▶ **DATASET RECORDS**:

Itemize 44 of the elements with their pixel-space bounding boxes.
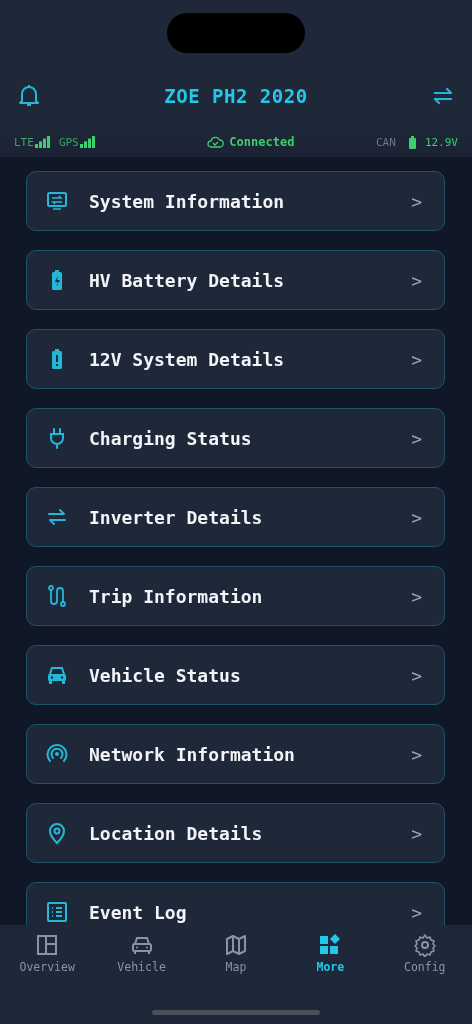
menu-item[interactable]: HV Battery Details >: [26, 250, 445, 310]
signal-icon: [79, 136, 96, 148]
widgets-icon: [318, 933, 343, 957]
chevron-icon: >: [411, 348, 422, 370]
chevron-icon: >: [411, 585, 422, 607]
map-icon: [223, 933, 248, 957]
menu-item[interactable]: Event Log >: [26, 882, 445, 925]
chevron-icon: >: [411, 190, 422, 212]
menu-item[interactable]: Charging Status >: [26, 408, 445, 468]
nav-tab[interactable]: Overview: [7, 933, 88, 974]
signal-icon: [34, 136, 51, 148]
menu-item[interactable]: Inverter Details >: [26, 487, 445, 547]
menu-item[interactable]: System Information >: [26, 171, 445, 231]
monitor-icon: [45, 189, 69, 213]
menu-item[interactable]: 12V System Details >: [26, 329, 445, 389]
route-icon: [45, 584, 69, 608]
menu-item[interactable]: Vehicle Status >: [26, 645, 445, 705]
can-label: CAN: [376, 135, 396, 149]
menu-item[interactable]: Trip Information >: [26, 566, 445, 626]
menu-item[interactable]: Location Details >: [26, 803, 445, 863]
chevron-icon: >: [411, 427, 422, 449]
chevron-icon: >: [411, 822, 422, 844]
swap-arrows-icon[interactable]: [432, 87, 454, 105]
cloud-check-icon: [207, 136, 225, 148]
lte-label: LTE: [14, 135, 34, 149]
connection-status: Connected: [229, 135, 295, 149]
chevron-icon: >: [411, 664, 422, 686]
gps-label: GPS: [58, 135, 79, 149]
list-icon: [45, 900, 69, 924]
nav-tab[interactable]: Map: [195, 933, 276, 974]
chevron-icon: >: [411, 506, 422, 528]
window-title: ZOE PH2 2020: [164, 85, 308, 107]
bell-icon[interactable]: [18, 84, 40, 108]
chevron-icon: >: [411, 901, 422, 923]
nav-tab[interactable]: Config: [384, 933, 465, 974]
chevron-icon: >: [411, 269, 422, 291]
chevron-icon: >: [411, 743, 422, 765]
settings-icon: [412, 933, 437, 957]
battery-icon: [408, 135, 416, 149]
nav-tab[interactable]: Vehicle: [101, 933, 182, 974]
panels-icon: [35, 933, 60, 957]
menu-item[interactable]: Network Information >: [26, 724, 445, 784]
voltage-reading: 12.9V: [424, 135, 458, 149]
nav-tab[interactable]: More: [290, 933, 371, 974]
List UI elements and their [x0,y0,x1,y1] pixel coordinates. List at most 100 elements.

▶ **EXERCISE DIRECTIONS**: Can you rewrite all of the rows above, substituting "Data" for "Details" and keeping everything else the same, with the pictures left out?

▶ **FULL OUTPUT**:
Itemize 44 of the elements with their pixel-space bounding boxes.
menu-item[interactable]: HV Battery Data >: [26, 250, 445, 310]
signal-icon: [79, 136, 96, 148]
widgets-icon: [318, 933, 343, 957]
chevron-icon: >: [411, 348, 422, 370]
chevron-icon: >: [411, 585, 422, 607]
map-icon: [223, 933, 248, 957]
menu-item[interactable]: Event Log >: [26, 882, 445, 925]
chevron-icon: >: [411, 190, 422, 212]
menu-item[interactable]: Charging Status >: [26, 408, 445, 468]
nav-tab[interactable]: Overview: [7, 933, 88, 974]
signal-icon: [34, 136, 51, 148]
menu-item[interactable]: Inverter Data >: [26, 487, 445, 547]
menu-item[interactable]: System Information >: [26, 171, 445, 231]
monitor-icon: [45, 189, 69, 213]
menu-item[interactable]: 12V System Data >: [26, 329, 445, 389]
route-icon: [45, 584, 69, 608]
menu-item[interactable]: Vehicle Status >: [26, 645, 445, 705]
can-label: CAN: [376, 135, 396, 149]
menu-item[interactable]: Trip Information >: [26, 566, 445, 626]
menu-item[interactable]: Location Data >: [26, 803, 445, 863]
chevron-icon: >: [411, 427, 422, 449]
chevron-icon: >: [411, 822, 422, 844]
swap-arrows-icon[interactable]: [432, 87, 454, 105]
cloud-check-icon: [207, 136, 225, 148]
lte-label: LTE: [14, 135, 34, 149]
connection-status: Connected: [229, 135, 295, 149]
chevron-icon: >: [411, 664, 422, 686]
gps-label: GPS: [58, 135, 79, 149]
list-icon: [45, 900, 69, 924]
nav-tab[interactable]: Map: [195, 933, 276, 974]
chevron-icon: >: [411, 506, 422, 528]
window-title: ZOE PH2 2020: [164, 85, 308, 107]
bell-icon[interactable]: [18, 84, 40, 108]
chevron-icon: >: [411, 901, 422, 923]
nav-tab[interactable]: Config: [384, 933, 465, 974]
chevron-icon: >: [411, 269, 422, 291]
chevron-icon: >: [411, 743, 422, 765]
settings-icon: [412, 933, 437, 957]
battery-icon: [408, 135, 416, 149]
nav-tab[interactable]: Vehicle: [101, 933, 182, 974]
panels-icon: [35, 933, 60, 957]
menu-item[interactable]: Network Information >: [26, 724, 445, 784]
voltage-reading: 12.9V: [424, 135, 458, 149]
nav-tab[interactable]: More: [290, 933, 371, 974]
List UI elements and their [x0,y0,x1,y1] pixel coordinates. List at most 100 elements.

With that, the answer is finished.